Start

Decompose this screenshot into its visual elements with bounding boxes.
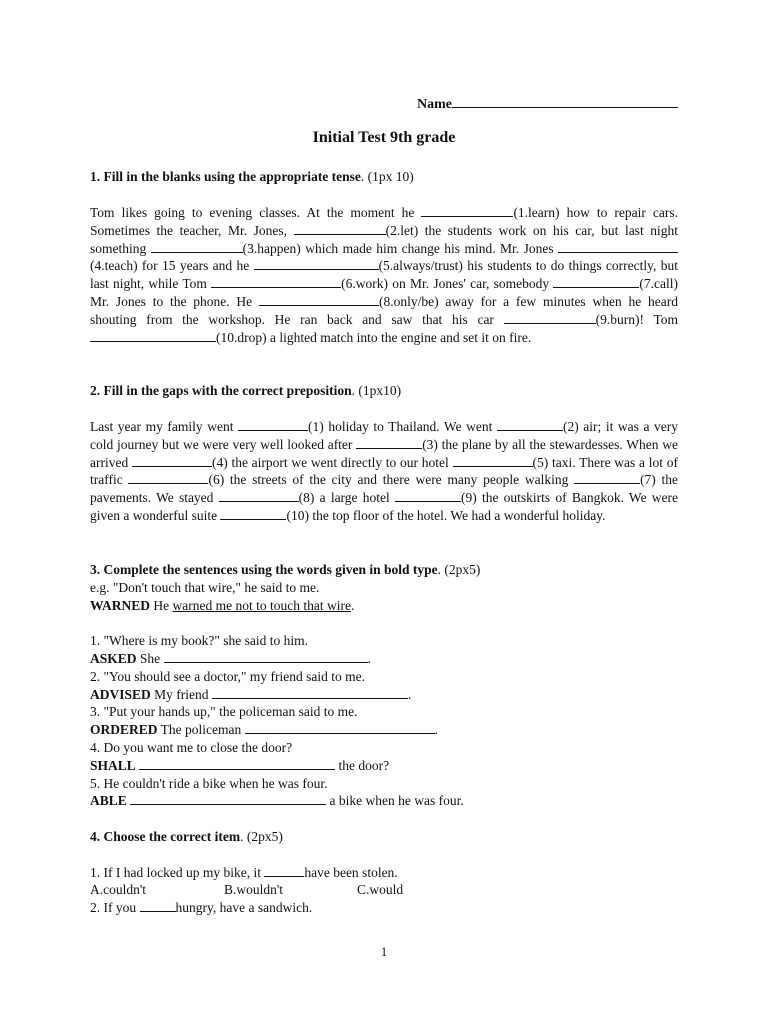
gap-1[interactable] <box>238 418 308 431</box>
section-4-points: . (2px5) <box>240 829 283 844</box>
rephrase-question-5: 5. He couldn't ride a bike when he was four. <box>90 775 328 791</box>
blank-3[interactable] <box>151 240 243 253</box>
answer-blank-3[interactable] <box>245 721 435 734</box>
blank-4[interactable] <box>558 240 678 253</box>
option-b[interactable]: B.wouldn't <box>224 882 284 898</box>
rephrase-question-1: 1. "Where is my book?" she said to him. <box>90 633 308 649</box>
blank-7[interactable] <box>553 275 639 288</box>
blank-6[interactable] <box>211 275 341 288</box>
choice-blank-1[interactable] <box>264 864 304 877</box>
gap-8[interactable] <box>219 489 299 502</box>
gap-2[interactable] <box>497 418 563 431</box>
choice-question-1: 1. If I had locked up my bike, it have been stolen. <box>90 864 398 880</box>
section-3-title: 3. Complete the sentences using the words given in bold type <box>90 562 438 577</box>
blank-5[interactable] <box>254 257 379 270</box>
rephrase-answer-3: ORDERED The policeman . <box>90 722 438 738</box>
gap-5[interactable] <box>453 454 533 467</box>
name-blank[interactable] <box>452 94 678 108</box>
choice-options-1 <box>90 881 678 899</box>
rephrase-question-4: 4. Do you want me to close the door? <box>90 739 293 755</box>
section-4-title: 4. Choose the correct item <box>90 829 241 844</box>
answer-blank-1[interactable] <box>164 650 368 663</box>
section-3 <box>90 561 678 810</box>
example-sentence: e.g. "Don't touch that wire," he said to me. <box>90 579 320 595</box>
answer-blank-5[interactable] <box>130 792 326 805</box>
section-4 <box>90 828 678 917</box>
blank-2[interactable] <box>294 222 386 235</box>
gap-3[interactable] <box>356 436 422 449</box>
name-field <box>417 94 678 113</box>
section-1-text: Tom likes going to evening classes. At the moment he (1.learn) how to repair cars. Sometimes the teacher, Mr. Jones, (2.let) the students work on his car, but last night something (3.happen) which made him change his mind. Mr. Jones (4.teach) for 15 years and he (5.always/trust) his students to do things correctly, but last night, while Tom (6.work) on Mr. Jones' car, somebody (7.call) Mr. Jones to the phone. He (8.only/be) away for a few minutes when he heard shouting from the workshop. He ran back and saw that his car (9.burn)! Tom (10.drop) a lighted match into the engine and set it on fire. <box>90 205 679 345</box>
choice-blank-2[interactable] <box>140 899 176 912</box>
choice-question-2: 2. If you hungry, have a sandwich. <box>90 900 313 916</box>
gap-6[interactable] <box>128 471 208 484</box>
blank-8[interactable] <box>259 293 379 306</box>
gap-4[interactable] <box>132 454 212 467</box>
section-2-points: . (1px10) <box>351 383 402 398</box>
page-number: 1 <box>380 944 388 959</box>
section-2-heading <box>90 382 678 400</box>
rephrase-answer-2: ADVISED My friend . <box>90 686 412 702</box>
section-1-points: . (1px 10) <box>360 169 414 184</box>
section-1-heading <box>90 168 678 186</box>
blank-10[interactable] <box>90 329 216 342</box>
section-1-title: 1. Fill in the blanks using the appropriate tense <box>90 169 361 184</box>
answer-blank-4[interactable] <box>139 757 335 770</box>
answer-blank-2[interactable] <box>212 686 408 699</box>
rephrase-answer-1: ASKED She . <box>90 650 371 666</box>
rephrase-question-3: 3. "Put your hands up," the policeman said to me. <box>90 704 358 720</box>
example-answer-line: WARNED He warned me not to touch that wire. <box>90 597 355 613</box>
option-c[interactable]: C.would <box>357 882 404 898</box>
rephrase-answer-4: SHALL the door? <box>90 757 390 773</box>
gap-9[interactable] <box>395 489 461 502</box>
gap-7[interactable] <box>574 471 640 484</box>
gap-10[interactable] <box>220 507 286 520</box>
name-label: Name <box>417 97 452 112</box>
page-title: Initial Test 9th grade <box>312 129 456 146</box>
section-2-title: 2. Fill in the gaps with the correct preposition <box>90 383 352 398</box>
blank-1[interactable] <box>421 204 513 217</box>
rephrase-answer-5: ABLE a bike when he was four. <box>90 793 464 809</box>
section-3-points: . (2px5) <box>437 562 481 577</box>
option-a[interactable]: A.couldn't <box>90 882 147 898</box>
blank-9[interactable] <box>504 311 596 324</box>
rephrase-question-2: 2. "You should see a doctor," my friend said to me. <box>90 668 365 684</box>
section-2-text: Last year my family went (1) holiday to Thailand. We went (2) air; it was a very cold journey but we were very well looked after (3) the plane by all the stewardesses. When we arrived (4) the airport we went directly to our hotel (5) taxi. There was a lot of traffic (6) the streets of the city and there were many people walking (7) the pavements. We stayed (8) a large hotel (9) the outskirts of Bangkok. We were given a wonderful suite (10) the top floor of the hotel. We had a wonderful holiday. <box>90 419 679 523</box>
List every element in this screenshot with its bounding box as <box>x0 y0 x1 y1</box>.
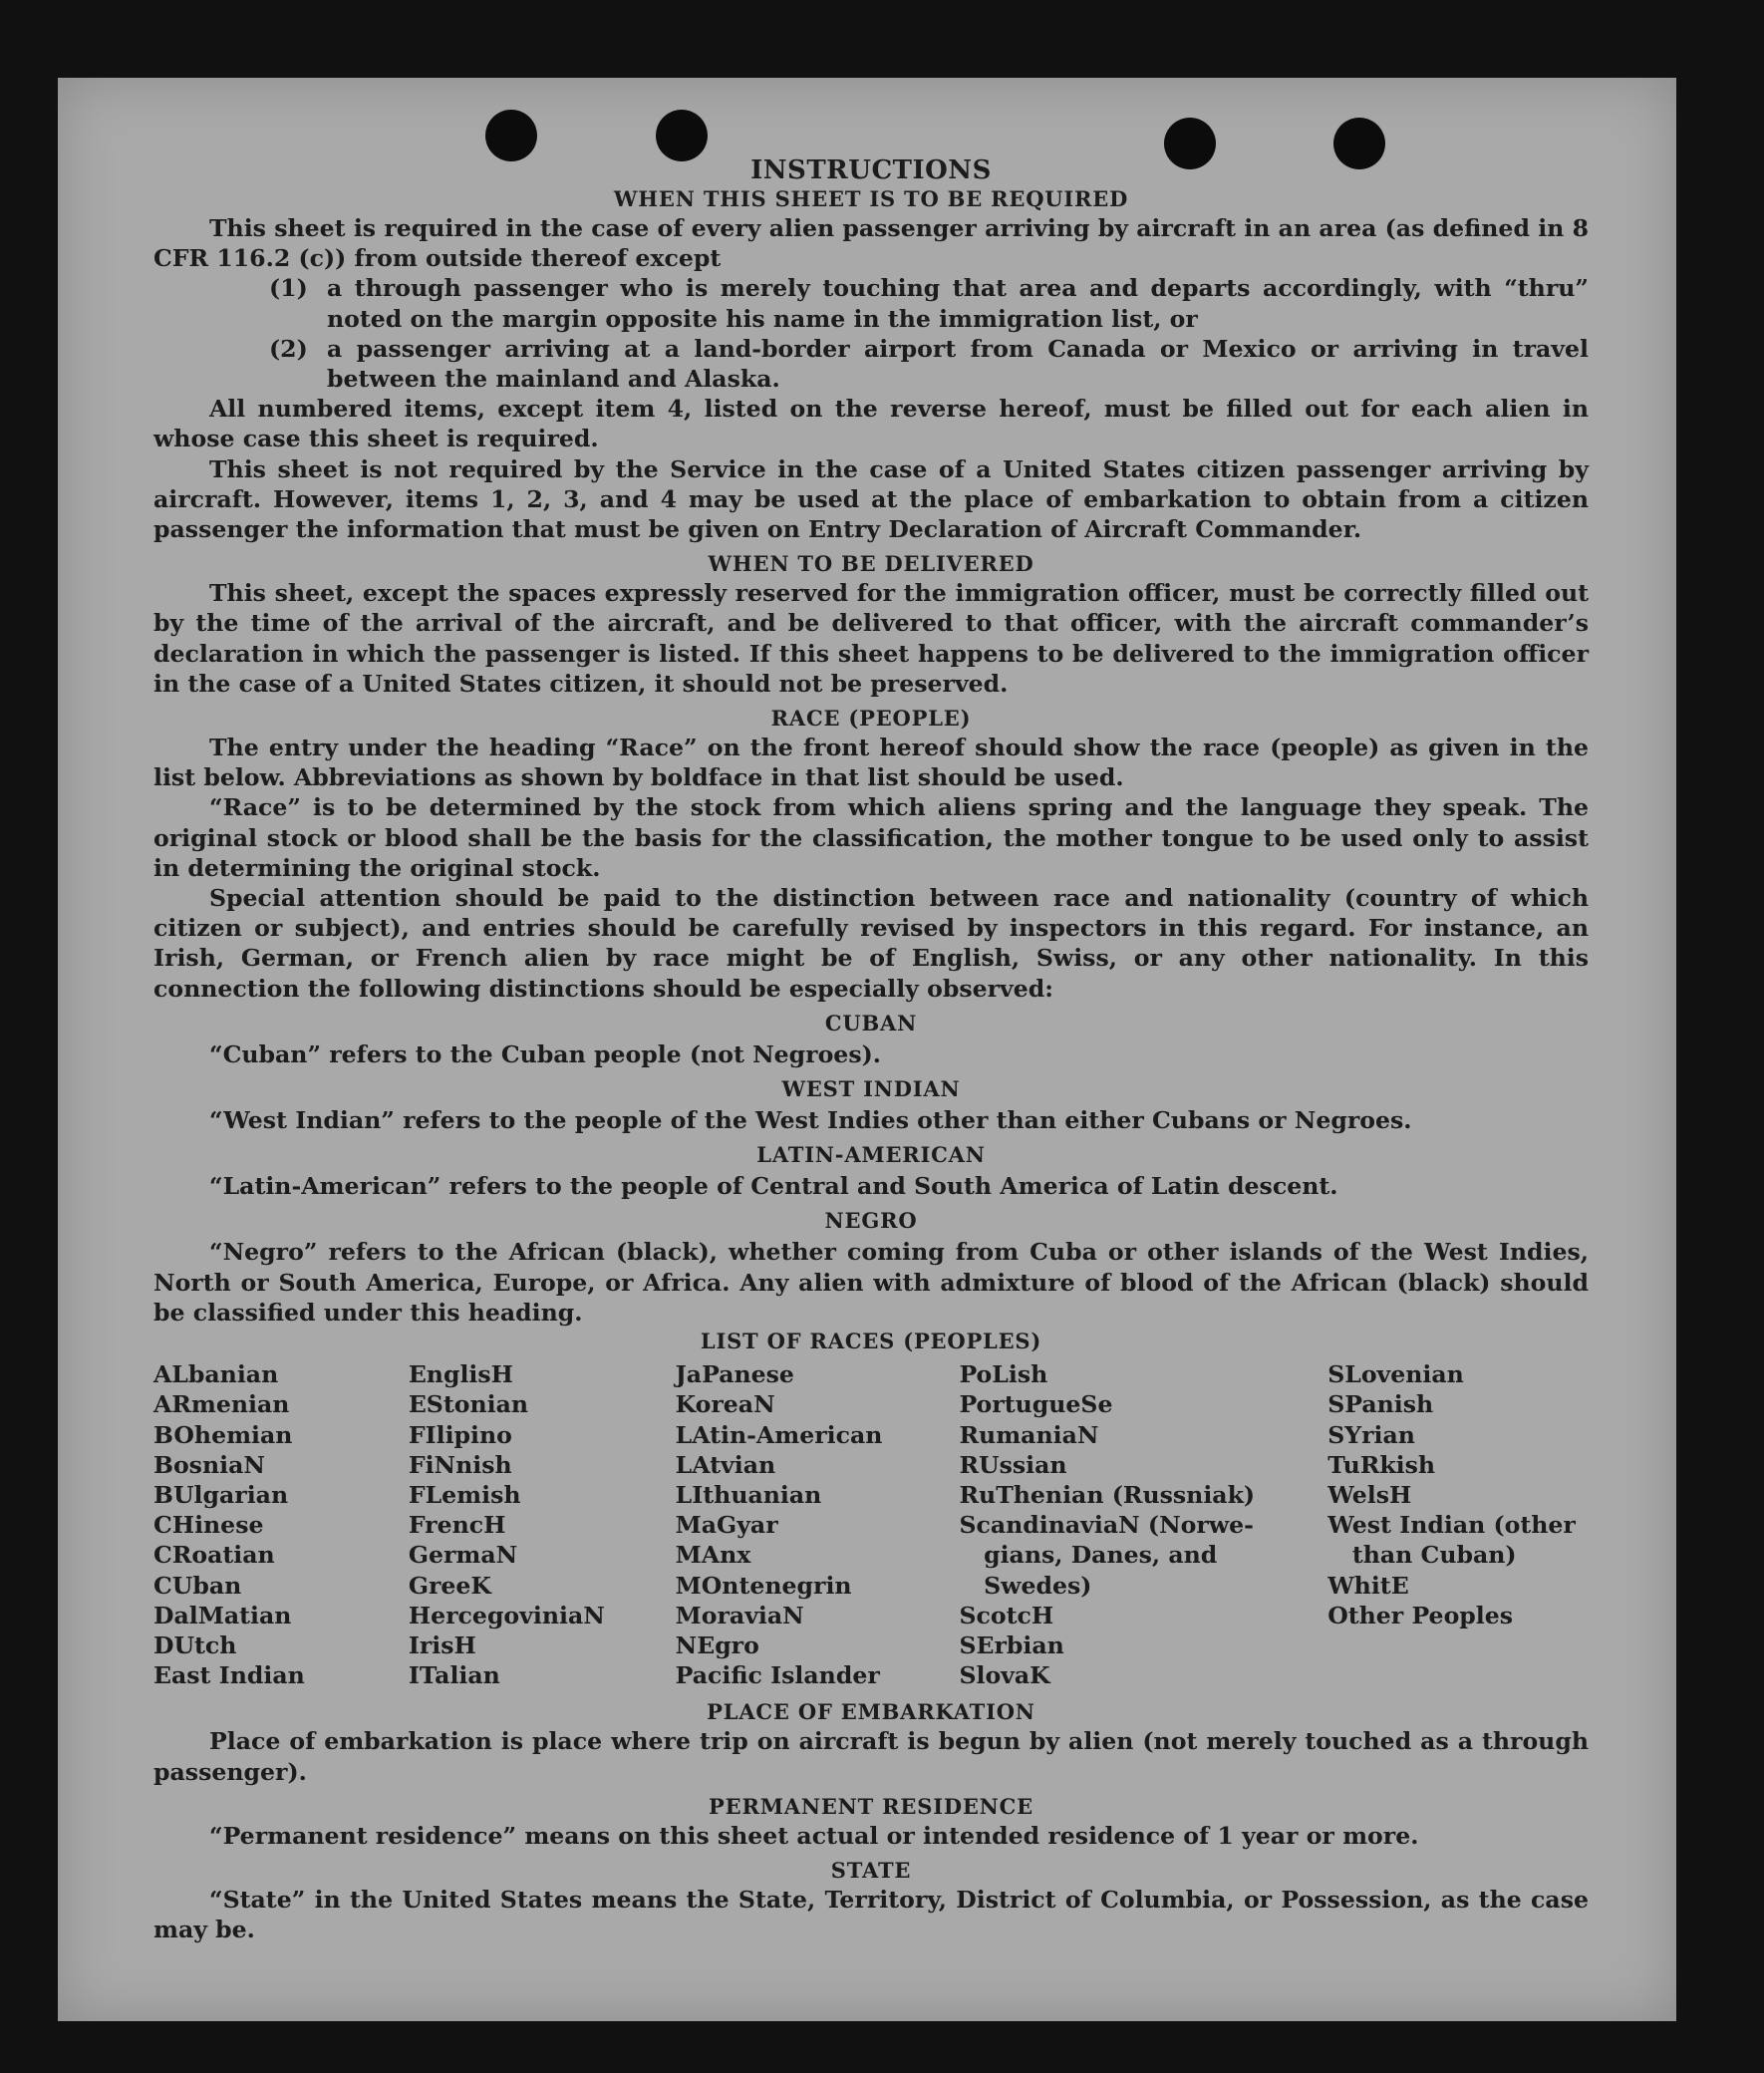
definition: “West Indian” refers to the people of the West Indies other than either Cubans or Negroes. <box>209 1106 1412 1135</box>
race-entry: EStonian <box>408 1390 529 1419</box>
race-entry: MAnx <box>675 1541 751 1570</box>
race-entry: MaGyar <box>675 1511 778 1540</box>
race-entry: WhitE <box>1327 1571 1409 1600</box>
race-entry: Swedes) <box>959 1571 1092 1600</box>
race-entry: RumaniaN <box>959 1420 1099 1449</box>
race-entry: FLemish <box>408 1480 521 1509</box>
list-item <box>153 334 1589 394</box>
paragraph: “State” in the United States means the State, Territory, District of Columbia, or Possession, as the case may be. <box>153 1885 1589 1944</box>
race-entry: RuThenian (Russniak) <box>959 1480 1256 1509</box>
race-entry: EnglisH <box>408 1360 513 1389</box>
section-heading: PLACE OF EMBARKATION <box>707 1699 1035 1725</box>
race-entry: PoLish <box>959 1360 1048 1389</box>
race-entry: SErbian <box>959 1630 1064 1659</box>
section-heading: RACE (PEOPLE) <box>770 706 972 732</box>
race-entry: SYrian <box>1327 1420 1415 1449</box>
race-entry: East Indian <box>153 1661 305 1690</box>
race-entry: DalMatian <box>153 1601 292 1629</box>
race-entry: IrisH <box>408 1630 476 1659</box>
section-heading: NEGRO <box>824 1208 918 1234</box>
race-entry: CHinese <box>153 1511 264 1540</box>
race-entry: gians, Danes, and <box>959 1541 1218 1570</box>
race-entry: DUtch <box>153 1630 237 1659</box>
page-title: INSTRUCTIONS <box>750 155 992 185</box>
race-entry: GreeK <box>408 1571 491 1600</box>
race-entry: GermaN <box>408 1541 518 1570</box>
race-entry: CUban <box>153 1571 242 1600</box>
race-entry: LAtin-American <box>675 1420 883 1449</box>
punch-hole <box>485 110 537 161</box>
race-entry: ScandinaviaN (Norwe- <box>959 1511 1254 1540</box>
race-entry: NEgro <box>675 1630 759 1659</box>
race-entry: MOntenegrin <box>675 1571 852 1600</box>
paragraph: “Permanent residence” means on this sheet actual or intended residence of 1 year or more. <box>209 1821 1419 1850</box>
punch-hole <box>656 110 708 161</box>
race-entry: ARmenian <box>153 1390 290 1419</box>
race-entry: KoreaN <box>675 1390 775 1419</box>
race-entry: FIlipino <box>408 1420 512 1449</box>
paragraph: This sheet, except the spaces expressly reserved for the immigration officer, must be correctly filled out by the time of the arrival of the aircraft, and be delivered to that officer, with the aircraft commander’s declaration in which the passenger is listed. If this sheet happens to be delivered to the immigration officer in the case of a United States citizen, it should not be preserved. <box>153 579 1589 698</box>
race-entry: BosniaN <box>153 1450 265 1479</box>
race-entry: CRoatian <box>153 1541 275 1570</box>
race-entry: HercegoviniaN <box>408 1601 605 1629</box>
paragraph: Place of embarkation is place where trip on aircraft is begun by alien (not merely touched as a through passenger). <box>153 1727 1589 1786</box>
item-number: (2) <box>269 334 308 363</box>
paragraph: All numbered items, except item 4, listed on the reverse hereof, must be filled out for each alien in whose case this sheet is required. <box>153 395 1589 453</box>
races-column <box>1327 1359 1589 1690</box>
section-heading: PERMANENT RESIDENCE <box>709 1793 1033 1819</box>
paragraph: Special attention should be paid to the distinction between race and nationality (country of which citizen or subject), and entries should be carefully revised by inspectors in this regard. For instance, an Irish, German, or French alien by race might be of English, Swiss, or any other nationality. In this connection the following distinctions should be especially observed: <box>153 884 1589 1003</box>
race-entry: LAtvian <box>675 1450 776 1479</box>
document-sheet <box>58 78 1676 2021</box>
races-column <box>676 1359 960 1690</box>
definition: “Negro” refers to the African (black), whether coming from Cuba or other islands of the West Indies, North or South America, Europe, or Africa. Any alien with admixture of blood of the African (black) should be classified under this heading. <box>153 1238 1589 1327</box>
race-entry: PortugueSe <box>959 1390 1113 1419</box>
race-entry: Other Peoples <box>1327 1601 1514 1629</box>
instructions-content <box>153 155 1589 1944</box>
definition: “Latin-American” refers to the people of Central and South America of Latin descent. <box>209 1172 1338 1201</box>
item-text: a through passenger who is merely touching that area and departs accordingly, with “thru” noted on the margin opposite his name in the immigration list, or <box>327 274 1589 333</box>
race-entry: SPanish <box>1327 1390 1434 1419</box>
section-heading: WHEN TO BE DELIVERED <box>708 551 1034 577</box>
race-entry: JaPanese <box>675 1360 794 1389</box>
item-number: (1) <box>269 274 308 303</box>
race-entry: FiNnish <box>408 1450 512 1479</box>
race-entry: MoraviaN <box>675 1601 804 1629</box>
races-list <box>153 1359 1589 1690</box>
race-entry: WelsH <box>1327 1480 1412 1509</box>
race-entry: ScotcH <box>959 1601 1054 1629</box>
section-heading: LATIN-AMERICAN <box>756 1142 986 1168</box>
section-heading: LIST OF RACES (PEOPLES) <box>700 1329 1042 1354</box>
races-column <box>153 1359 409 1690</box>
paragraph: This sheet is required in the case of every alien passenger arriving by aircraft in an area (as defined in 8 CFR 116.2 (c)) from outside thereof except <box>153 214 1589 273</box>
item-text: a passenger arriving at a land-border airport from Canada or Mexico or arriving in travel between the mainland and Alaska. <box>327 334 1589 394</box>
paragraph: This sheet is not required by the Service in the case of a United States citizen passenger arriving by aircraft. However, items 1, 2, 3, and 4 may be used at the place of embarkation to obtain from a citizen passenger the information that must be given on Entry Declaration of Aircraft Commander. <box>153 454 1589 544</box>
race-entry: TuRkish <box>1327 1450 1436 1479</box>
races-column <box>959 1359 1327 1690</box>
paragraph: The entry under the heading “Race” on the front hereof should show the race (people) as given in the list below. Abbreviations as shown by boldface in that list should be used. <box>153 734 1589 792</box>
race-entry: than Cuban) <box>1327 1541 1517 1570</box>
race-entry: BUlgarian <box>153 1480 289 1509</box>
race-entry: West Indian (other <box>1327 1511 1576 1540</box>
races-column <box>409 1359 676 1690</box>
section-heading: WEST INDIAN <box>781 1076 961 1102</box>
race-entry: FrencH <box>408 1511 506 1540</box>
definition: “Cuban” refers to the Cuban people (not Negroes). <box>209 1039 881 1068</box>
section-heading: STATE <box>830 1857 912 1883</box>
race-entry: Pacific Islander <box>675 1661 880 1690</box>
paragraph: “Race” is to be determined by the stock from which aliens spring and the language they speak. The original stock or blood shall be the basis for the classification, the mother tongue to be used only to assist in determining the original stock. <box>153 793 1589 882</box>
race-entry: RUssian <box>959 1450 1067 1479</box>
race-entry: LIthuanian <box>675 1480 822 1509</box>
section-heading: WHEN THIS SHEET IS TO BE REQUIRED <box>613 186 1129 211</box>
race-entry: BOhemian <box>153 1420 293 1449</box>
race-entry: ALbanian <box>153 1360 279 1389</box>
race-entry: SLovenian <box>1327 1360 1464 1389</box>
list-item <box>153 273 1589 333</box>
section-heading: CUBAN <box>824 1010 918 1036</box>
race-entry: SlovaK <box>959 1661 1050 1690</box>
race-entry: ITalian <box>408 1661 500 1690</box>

End

Task goal: Return the lines exactly as they appear, beginning with the line that contains "gap-1[interactable] <box>238 418" and going on through the line that contains "rephrase-answer-3: ORDERED The", including both of those lines.

The completed task:
gap-1[interactable] <box>238 418 308 431</box>
section-4-points: . (2px5) <box>240 829 283 844</box>
rephrase-question-5: 5. He couldn't ride a bike when he was four. <box>90 775 328 791</box>
blank-3[interactable] <box>151 240 243 253</box>
answer-blank-3[interactable] <box>245 721 435 734</box>
blank-4[interactable] <box>558 240 678 253</box>
option-b[interactable]: B.wouldn't <box>224 882 284 898</box>
rephrase-question-1: 1. "Where is my book?" she said to him. <box>90 633 308 649</box>
blank-7[interactable] <box>553 275 639 288</box>
blank-6[interactable] <box>211 275 341 288</box>
choice-blank-1[interactable] <box>264 864 304 877</box>
gap-8[interactable] <box>219 489 299 502</box>
gap-2[interactable] <box>497 418 563 431</box>
choice-question-1: 1. If I had locked up my bike, it have been stolen. <box>90 864 398 880</box>
section-3-title: 3. Complete the sentences using the words given in bold type <box>90 562 438 577</box>
blank-5[interactable] <box>254 257 379 270</box>
rephrase-answer-3: ORDERED The policeman . <box>90 722 438 738</box>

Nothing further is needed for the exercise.